EXERCISE AIM
Print out every line, exactly as written.

_ _ _ _

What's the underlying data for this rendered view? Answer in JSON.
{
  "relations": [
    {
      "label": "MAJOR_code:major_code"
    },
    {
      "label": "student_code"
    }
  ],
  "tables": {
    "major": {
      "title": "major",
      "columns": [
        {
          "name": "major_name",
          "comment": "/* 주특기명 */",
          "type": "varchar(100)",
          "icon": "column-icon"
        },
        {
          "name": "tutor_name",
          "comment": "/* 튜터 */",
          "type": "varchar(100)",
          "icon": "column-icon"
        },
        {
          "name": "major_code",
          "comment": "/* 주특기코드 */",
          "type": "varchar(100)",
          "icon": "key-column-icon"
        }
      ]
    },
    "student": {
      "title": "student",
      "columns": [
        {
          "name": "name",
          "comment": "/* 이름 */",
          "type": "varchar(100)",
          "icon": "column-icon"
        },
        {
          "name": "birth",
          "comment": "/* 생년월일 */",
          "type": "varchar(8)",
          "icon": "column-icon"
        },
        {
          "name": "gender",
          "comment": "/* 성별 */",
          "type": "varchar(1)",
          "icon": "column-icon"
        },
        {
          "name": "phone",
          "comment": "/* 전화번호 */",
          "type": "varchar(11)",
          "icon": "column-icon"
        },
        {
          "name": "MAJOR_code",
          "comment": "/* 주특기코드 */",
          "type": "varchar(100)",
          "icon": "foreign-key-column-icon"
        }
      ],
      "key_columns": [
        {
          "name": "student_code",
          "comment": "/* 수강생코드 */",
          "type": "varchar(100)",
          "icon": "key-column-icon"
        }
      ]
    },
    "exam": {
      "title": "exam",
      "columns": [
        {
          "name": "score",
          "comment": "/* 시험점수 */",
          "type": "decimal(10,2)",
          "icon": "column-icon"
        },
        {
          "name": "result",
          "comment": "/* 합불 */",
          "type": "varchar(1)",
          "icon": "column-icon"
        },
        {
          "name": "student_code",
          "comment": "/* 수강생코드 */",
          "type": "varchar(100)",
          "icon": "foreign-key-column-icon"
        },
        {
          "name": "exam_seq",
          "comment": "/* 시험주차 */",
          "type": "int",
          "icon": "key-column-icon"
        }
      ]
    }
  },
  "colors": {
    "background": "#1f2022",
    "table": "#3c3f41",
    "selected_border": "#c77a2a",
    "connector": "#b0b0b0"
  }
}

_ _ _ _

SOLUTION
What's the underlying data for this rendered view? Answer in JSON.
{
  "relations": [
    {
      "label": "MAJOR_code:major_code"
    },
    {
      "label": "student_code"
    }
  ],
  "tables": {
    "major": {
      "title": "major",
      "columns": [
        {
          "name": "major_name",
          "comment": "/* 주특기명 */",
          "type": "varchar(100)",
          "icon": "column-icon"
        },
        {
          "name": "tutor_name",
          "comment": "/* 튜터 */",
          "type": "varchar(100)",
          "icon": "column-icon"
        },
        {
          "name": "major_code",
          "comment": "/* 주특기코드 */",
          "type": "varchar(100)",
          "icon": "key-column-icon"
        }
      ]
    },
    "student": {
      "title": "student",
      "columns": [
        {
          "name": "name",
          "comment": "/* 이름 */",
          "type": "varchar(100)",
          "icon": "column-icon"
        },
        {
          "name": "birth",
          "comment": "/* 생년월일 */",
          "type": "varchar(8)",
          "icon": "column-icon"
        },
        {
          "name": "gender",
          "comment": "/* 성별 */",
          "type": "varchar(1)",
          "icon": "column-icon"
        },
        {
          "name": "phone",
          "comment": "/* 전화번호 */",
          "type": "varchar(11)",
          "icon": "column-icon"
        },
        {
          "name": "MAJOR_code",
          "comment": "/* 주특기코드 */",
          "type": "varchar(100)",
          "icon": "foreign-key-column-icon"
        }
      ],
      "key_columns": [
        {
          "name": "student_code",
          "comment": "/* 수강생코드 */",
          "type": "varchar(100)",
          "icon": "key-column-icon"
        }
      ]
    },
    "exam": {
      "title": "exam",
      "columns": [
        {
          "name": "score",
          "comment": "/* 시험점수 */",
          "type": "decimal(10,2)",
          "icon": "column-icon"
        },
        {
          "name": "result",
          "comment": "/* 합불 */",
          "type": "varchar(1)",
          "icon": "column-icon"
        },
        {
          "name": "student_code",
          "comment": "/* 수강생코드 */",
          "type": "varchar(100)",
          "icon": "foreign-key-column-icon"
        },
        {
          "name": "exam_seq",
          "comment": "/* 시험주차 */",
          "type": "int",
          "icon": "key-column-icon"
        }
      ]
    }
  },
  "colors": {
    "background": "#1f2022",
    "table": "#3c3f41",
    "selected_border": "#c77a2a",
    "connector": "#b0b0b0"
  }
}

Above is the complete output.